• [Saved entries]
# # # #
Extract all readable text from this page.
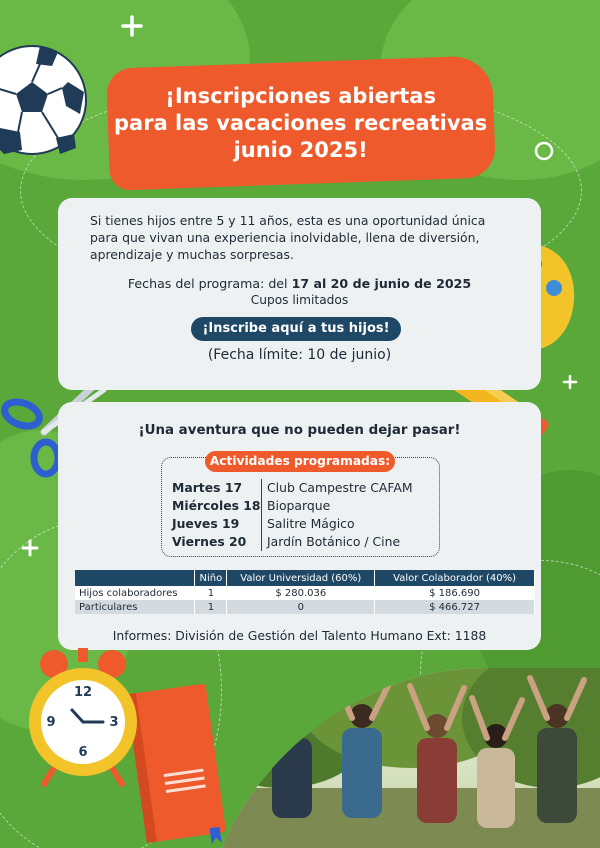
¡Inscripciones abiertas
para las vacaciones recreativas
junio 2025!

Si tienes hijos entre 5 y 11 años, esta es una oportunidad única
para que vivan una experiencia inolvidable, llena de diversión,
aprendizaje y muchas sorpresas.

Fechas del programa: del 17 al 20 de junio de 2025
Cupos limitados
¡Inscribe aquí a tus hijos!
(Fecha límite: 10 de junio)
¡Una aventura que no pueden dejar pasar!
Actividades programadas:
Martes 17	Club Campestre CAFAM
Miércoles 18 Bioparque
Jueves 19	Salitre Mágico
Viernes 20	Jardín Botánico / Cine
	Niño	Valor Universidad (60%)	Valor Colaborador (40%)
Hijos colaboradores	1	$ 280.036	$ 186.690
Particulares	1	0	$ 466.727
Informes: División de Gestión del Talento Humano Ext: 1188
12
9	3
6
# # # #
• [Goal of the exercise] In the records above, collect each line with "para".

• [Complete response]
para las vacaciones recreativas
para que vivan una experiencia inolvidable, llena de diversión,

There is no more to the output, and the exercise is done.